Locate each line containing the string "uniform" and copy it out.

## PROVIDED INFORMATION

· · · · · · ·

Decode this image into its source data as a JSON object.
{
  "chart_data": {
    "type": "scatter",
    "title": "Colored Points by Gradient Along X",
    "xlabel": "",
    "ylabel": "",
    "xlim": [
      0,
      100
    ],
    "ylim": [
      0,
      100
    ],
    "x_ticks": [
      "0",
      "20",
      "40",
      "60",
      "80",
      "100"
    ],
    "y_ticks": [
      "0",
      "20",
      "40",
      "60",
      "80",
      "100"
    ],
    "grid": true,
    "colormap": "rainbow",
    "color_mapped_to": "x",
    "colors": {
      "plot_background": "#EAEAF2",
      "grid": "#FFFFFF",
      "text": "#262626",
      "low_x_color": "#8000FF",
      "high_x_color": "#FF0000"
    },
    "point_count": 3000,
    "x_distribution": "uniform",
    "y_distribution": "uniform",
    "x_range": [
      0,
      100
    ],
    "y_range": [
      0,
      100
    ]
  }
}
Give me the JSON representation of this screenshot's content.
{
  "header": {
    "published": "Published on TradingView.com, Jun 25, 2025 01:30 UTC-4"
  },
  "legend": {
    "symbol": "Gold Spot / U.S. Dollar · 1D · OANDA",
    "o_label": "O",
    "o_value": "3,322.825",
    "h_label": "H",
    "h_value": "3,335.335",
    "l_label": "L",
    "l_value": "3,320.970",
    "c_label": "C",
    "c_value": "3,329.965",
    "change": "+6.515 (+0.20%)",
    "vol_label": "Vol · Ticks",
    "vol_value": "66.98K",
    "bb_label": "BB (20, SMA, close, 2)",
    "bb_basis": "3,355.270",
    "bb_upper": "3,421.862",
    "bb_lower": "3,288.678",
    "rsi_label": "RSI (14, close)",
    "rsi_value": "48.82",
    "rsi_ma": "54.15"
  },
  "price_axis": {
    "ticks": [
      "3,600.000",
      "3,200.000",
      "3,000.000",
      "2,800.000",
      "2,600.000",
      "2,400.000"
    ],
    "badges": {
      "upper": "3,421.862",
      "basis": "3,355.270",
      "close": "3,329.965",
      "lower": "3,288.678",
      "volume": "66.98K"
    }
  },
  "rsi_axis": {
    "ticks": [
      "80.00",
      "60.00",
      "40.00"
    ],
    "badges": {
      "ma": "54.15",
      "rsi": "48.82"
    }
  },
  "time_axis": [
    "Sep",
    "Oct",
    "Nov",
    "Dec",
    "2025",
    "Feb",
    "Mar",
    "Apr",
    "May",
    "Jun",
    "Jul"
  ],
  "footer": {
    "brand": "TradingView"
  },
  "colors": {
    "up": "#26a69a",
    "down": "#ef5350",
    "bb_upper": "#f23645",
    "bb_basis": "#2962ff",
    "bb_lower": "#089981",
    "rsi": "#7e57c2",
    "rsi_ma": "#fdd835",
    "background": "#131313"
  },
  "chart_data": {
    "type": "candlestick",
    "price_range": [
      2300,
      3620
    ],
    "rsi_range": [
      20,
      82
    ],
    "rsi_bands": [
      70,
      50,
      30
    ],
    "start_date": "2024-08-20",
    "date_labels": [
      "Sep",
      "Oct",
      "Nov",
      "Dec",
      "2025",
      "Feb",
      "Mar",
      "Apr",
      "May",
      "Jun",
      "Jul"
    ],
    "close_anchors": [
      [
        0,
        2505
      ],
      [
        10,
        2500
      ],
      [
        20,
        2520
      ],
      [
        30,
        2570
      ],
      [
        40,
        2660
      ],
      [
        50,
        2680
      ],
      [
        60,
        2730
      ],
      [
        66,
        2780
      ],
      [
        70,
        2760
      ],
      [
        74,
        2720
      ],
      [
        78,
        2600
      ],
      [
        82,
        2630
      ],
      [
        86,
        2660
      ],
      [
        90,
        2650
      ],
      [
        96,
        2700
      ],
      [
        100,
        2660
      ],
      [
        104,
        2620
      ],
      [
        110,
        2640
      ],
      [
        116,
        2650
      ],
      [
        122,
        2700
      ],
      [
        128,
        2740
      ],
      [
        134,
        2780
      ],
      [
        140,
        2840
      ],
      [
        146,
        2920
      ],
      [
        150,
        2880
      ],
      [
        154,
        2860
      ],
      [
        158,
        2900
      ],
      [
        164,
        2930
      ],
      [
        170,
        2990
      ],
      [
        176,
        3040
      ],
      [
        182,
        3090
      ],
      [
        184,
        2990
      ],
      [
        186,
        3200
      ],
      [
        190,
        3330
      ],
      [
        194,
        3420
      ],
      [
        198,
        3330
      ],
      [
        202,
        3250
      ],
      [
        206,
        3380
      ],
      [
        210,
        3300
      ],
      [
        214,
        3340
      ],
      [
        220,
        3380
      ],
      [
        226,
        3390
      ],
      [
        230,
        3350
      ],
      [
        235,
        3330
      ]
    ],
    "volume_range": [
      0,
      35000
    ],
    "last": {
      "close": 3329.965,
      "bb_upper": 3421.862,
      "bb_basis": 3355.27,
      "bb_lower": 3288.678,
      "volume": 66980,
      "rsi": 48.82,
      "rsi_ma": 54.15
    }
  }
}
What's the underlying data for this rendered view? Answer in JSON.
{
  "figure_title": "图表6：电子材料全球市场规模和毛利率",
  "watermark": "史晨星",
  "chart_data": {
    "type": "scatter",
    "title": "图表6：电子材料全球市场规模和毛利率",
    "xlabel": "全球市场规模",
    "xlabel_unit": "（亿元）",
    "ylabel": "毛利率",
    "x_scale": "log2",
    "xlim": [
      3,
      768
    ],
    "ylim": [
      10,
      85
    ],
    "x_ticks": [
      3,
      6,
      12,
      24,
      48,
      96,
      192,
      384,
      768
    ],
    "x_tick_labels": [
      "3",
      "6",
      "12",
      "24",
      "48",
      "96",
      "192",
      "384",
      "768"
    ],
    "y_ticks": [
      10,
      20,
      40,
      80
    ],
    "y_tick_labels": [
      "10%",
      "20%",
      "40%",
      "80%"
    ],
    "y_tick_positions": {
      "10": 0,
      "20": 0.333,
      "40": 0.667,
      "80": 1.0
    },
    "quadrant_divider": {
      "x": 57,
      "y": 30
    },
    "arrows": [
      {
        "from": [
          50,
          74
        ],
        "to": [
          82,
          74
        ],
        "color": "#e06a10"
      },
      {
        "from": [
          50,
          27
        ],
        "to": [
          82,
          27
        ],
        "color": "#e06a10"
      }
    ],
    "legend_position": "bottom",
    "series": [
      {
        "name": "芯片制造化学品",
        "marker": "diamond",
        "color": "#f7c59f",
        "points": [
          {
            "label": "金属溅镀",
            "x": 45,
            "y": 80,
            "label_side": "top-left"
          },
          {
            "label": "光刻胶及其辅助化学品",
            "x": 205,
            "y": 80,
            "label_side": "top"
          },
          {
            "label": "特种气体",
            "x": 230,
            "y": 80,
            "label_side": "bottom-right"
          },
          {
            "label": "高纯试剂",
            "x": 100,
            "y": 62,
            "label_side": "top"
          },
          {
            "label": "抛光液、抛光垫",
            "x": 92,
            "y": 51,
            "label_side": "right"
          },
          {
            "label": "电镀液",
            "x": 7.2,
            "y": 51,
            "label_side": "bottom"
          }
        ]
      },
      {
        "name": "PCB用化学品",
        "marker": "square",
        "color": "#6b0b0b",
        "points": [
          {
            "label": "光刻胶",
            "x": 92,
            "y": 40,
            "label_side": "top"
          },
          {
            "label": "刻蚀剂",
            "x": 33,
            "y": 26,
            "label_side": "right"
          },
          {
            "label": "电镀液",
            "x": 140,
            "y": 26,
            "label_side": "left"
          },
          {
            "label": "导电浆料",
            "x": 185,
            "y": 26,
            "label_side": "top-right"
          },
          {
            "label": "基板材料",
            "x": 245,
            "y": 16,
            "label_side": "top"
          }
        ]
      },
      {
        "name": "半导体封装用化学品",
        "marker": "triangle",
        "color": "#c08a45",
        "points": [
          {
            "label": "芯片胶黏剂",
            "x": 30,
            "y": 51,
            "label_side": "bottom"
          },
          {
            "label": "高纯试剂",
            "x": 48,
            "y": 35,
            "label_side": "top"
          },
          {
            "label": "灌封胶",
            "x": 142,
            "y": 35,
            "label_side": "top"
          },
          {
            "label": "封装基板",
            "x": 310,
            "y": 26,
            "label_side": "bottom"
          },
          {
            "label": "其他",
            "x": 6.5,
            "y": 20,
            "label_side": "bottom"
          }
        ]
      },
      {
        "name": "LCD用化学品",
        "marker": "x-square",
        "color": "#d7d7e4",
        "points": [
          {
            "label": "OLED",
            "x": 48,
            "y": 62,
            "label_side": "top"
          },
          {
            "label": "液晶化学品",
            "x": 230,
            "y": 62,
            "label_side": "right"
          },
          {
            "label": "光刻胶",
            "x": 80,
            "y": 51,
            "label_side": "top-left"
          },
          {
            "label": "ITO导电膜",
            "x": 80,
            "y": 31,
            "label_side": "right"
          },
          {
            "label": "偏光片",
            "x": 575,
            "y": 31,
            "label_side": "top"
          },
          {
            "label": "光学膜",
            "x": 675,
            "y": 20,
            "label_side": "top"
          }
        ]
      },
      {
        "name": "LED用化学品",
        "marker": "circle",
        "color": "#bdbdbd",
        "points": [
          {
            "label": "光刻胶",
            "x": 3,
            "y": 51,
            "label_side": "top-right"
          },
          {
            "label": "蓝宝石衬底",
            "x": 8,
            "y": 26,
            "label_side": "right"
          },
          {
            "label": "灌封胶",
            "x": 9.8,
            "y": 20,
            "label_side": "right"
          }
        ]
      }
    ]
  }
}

· · · · · · ·

## WRITTEN RESPONSE
    "x_distribution": "uniform",
    "y_distribution": "uniform",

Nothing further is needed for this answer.